═════ Extracted entries ═════

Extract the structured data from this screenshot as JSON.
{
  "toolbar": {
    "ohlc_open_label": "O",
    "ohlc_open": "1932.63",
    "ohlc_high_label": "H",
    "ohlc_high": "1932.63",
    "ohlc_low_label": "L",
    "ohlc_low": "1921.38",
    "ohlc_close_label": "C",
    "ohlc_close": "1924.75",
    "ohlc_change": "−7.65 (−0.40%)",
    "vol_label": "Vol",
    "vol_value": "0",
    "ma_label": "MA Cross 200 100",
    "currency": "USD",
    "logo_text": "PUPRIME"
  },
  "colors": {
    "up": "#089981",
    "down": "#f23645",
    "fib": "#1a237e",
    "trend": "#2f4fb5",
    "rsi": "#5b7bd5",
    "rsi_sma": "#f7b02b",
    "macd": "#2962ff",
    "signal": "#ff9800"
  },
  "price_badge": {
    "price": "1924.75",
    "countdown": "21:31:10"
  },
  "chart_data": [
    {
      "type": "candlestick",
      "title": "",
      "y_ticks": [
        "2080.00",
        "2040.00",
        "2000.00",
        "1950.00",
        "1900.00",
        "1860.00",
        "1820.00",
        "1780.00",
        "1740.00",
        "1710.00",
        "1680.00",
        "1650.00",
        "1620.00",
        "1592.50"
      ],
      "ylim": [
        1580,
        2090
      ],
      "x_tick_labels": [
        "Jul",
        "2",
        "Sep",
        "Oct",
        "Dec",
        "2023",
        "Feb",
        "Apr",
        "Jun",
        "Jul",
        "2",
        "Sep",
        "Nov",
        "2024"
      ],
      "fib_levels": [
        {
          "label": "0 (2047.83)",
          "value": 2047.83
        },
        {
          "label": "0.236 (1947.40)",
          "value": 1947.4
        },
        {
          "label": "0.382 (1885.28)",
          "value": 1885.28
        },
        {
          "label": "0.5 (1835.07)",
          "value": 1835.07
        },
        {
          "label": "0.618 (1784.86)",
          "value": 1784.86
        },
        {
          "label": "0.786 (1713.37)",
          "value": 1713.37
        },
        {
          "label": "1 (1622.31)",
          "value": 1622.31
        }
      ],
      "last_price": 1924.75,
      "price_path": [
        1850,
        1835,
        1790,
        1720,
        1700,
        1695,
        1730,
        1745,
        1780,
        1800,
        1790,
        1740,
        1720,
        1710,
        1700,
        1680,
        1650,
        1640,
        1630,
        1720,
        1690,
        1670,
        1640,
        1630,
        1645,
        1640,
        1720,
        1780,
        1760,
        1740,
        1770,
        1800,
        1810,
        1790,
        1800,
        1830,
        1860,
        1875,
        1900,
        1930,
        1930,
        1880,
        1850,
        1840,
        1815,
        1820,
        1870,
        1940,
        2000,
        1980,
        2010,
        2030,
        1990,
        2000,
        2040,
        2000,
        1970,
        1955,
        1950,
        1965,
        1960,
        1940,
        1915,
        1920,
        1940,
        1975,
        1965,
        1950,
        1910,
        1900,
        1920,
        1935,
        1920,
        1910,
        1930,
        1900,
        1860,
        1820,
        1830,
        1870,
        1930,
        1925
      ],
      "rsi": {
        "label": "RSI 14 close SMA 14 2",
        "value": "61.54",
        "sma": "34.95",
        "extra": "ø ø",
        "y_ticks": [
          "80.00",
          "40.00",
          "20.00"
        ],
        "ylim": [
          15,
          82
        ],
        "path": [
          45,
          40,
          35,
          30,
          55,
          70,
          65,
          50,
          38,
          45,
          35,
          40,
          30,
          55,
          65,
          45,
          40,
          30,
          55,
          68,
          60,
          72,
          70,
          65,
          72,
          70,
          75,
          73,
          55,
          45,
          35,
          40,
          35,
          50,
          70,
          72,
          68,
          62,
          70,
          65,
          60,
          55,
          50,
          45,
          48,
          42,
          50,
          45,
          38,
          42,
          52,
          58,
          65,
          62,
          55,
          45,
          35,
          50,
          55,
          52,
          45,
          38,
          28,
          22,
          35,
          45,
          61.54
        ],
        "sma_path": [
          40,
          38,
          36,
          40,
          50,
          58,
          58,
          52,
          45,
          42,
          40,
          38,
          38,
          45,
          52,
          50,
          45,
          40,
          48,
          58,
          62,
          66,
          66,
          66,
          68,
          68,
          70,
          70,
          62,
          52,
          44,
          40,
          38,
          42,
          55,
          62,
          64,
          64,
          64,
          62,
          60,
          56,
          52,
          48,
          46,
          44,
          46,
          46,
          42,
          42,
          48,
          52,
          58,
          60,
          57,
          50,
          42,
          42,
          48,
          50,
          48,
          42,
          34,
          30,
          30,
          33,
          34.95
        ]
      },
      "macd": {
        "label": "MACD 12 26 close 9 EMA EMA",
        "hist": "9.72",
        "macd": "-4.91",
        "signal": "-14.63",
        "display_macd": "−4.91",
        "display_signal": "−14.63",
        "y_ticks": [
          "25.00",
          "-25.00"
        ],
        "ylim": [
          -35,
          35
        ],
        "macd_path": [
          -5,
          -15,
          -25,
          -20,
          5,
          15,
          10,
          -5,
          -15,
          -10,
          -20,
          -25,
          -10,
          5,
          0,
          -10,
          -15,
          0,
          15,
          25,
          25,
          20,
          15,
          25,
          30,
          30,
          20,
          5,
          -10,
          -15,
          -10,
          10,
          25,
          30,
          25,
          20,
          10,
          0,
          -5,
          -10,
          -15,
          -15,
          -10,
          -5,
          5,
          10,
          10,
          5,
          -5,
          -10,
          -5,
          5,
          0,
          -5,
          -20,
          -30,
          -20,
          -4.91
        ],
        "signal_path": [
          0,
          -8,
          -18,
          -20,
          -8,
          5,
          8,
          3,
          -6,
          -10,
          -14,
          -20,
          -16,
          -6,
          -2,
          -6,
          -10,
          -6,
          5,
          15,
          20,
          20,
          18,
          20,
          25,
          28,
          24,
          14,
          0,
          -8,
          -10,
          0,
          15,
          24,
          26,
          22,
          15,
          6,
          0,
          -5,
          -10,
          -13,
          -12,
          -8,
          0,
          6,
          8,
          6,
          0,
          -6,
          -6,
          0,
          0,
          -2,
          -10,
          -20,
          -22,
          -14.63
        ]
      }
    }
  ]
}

═════

[What you will do]
Quote the material exactly, leaving nothing out.

[Solved problem]
Extract the structured data from this screenshot as JSON.
{
  "toolbar": {
    "ohlc_open_label": "O",
    "ohlc_open": "1932.63",
    "ohlc_high_label": "H",
    "ohlc_high": "1932.63",
    "ohlc_low_label": "L",
    "ohlc_low": "1921.38",
    "ohlc_close_label": "C",
    "ohlc_close": "1924.75",
    "ohlc_change": "−7.65 (−0.40%)",
    "vol_label": "Vol",
    "vol_value": "0",
    "ma_label": "MA Cross 200 100",
    "currency": "USD",
    "logo_text": "PUPRIME"
  },
  "colors": {
    "up": "#089981",
    "down": "#f23645",
    "fib": "#1a237e",
    "trend": "#2f4fb5",
    "rsi": "#5b7bd5",
    "rsi_sma": "#f7b02b",
    "macd": "#2962ff",
    "signal": "#ff9800"
  },
  "price_badge": {
    "price": "1924.75",
    "countdown": "21:31:10"
  },
  "chart_data": [
    {
      "type": "candlestick",
      "title": "",
      "y_ticks": [
        "2080.00",
        "2040.00",
        "2000.00",
        "1950.00",
        "1900.00",
        "1860.00",
        "1820.00",
        "1780.00",
        "1740.00",
        "1710.00",
        "1680.00",
        "1650.00",
        "1620.00",
        "1592.50"
      ],
      "ylim": [
        1580,
        2090
      ],
      "x_tick_labels": [
        "Jul",
        "2",
        "Sep",
        "Oct",
        "Dec",
        "2023",
        "Feb",
        "Apr",
        "Jun",
        "Jul",
        "2",
        "Sep",
        "Nov",
        "2024"
      ],
      "fib_levels": [
        {
          "label": "0 (2047.83)",
          "value": 2047.83
        },
        {
          "label": "0.236 (1947.40)",
          "value": 1947.4
        },
        {
          "label": "0.382 (1885.28)",
          "value": 1885.28
        },
        {
          "label": "0.5 (1835.07)",
          "value": 1835.07
        },
        {
          "label": "0.618 (1784.86)",
          "value": 1784.86
        },
        {
          "label": "0.786 (1713.37)",
          "value": 1713.37
        },
        {
          "label": "1 (1622.31)",
          "value": 1622.31
        }
      ],
      "last_price": 1924.75,
      "price_path": [
        1850,
        1835,
        1790,
        1720,
        1700,
        1695,
        1730,
        1745,
        1780,
        1800,
        1790,
        1740,
        1720,
        1710,
        1700,
        1680,
        1650,
        1640,
        1630,
        1720,
        1690,
        1670,
        1640,
        1630,
        1645,
        1640,
        1720,
        1780,
        1760,
        1740,
        1770,
        1800,
        1810,
        1790,
        1800,
        1830,
        1860,
        1875,
        1900,
        1930,
        1930,
        1880,
        1850,
        1840,
        1815,
        1820,
        1870,
        1940,
        2000,
        1980,
        2010,
        2030,
        1990,
        2000,
        2040,
        2000,
        1970,
        1955,
        1950,
        1965,
        1960,
        1940,
        1915,
        1920,
        1940,
        1975,
        1965,
        1950,
        1910,
        1900,
        1920,
        1935,
        1920,
        1910,
        1930,
        1900,
        1860,
        1820,
        1830,
        1870,
        1930,
        1925
      ],
      "rsi": {
        "label": "RSI 14 close SMA 14 2",
        "value": "61.54",
        "sma": "34.95",
        "extra": "ø ø",
        "y_ticks": [
          "80.00",
          "40.00",
          "20.00"
        ],
        "ylim": [
          15,
          82
        ],
        "path": [
          45,
          40,
          35,
          30,
          55,
          70,
          65,
          50,
          38,
          45,
          35,
          40,
          30,
          55,
          65,
          45,
          40,
          30,
          55,
          68,
          60,
          72,
          70,
          65,
          72,
          70,
          75,
          73,
          55,
          45,
          35,
          40,
          35,
          50,
          70,
          72,
          68,
          62,
          70,
          65,
          60,
          55,
          50,
          45,
          48,
          42,
          50,
          45,
          38,
          42,
          52,
          58,
          65,
          62,
          55,
          45,
          35,
          50,
          55,
          52,
          45,
          38,
          28,
          22,
          35,
          45,
          61.54
        ],
        "sma_path": [
          40,
          38,
          36,
          40,
          50,
          58,
          58,
          52,
          45,
          42,
          40,
          38,
          38,
          45,
          52,
          50,
          45,
          40,
          48,
          58,
          62,
          66,
          66,
          66,
          68,
          68,
          70,
          70,
          62,
          52,
          44,
          40,
          38,
          42,
          55,
          62,
          64,
          64,
          64,
          62,
          60,
          56,
          52,
          48,
          46,
          44,
          46,
          46,
          42,
          42,
          48,
          52,
          58,
          60,
          57,
          50,
          42,
          42,
          48,
          50,
          48,
          42,
          34,
          30,
          30,
          33,
          34.95
        ]
      },
      "macd": {
        "label": "MACD 12 26 close 9 EMA EMA",
        "hist": "9.72",
        "macd": "-4.91",
        "signal": "-14.63",
        "display_macd": "−4.91",
        "display_signal": "−14.63",
        "y_ticks": [
          "25.00",
          "-25.00"
        ],
        "ylim": [
          -35,
          35
        ],
        "macd_path": [
          -5,
          -15,
          -25,
          -20,
          5,
          15,
          10,
          -5,
          -15,
          -10,
          -20,
          -25,
          -10,
          5,
          0,
          -10,
          -15,
          0,
          15,
          25,
          25,
          20,
          15,
          25,
          30,
          30,
          20,
          5,
          -10,
          -15,
          -10,
          10,
          25,
          30,
          25,
          20,
          10,
          0,
          -5,
          -10,
          -15,
          -15,
          -10,
          -5,
          5,
          10,
          10,
          5,
          -5,
          -10,
          -5,
          5,
          0,
          -5,
          -20,
          -30,
          -20,
          -4.91
        ],
        "signal_path": [
          0,
          -8,
          -18,
          -20,
          -8,
          5,
          8,
          3,
          -6,
          -10,
          -14,
          -20,
          -16,
          -6,
          -2,
          -6,
          -10,
          -6,
          5,
          15,
          20,
          20,
          18,
          20,
          25,
          28,
          24,
          14,
          0,
          -8,
          -10,
          0,
          15,
          24,
          26,
          22,
          15,
          6,
          0,
          -5,
          -10,
          -13,
          -12,
          -8,
          0,
          6,
          8,
          6,
          0,
          -6,
          -6,
          0,
          0,
          -2,
          -10,
          -20,
          -22,
          -14.63
        ]
      }
    }
  ]
}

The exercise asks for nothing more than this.